▸ **STATED TASK**: Go through the records and copy each line where the word "color" occurs.

>> Start

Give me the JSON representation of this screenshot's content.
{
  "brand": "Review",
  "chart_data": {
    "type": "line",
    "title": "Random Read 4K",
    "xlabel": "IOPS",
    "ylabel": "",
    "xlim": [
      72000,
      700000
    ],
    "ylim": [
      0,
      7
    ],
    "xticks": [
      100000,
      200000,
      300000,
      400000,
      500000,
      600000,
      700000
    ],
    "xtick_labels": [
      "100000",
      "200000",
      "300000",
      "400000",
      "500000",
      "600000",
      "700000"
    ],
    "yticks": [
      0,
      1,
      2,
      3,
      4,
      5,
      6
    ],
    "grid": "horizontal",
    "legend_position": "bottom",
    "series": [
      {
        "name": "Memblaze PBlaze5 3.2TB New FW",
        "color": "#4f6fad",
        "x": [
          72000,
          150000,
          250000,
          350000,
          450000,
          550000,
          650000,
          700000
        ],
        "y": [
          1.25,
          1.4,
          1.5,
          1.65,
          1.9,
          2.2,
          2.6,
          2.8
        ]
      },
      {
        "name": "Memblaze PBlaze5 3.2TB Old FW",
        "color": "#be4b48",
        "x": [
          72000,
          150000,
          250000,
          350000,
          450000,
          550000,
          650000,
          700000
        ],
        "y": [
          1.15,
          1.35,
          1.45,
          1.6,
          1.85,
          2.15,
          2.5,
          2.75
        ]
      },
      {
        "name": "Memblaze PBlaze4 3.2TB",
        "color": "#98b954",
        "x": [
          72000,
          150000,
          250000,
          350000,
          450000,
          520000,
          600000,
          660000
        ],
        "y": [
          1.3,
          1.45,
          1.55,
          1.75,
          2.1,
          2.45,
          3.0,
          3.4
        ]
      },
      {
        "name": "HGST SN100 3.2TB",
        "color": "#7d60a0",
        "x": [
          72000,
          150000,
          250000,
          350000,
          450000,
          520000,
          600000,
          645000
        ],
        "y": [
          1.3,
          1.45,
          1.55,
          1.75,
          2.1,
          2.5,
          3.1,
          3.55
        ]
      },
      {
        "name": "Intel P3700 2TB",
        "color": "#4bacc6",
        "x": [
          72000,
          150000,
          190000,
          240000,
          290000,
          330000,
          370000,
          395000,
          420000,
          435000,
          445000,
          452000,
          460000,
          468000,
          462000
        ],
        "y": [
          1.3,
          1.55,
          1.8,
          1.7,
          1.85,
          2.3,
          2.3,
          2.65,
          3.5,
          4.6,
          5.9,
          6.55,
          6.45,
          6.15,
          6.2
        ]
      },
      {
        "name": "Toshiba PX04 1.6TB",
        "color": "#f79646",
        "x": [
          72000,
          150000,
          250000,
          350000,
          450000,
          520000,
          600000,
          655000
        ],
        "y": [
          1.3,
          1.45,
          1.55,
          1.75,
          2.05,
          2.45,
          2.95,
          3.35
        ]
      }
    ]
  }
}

>> End

▸ **COMPLETE ANSWER**:
        "color": "#4f6fad",
        "color": "#be4b48",
        "color": "#98b954",
        "color": "#7d60a0",
        "color": "#4bacc6",
        "color": "#f79646",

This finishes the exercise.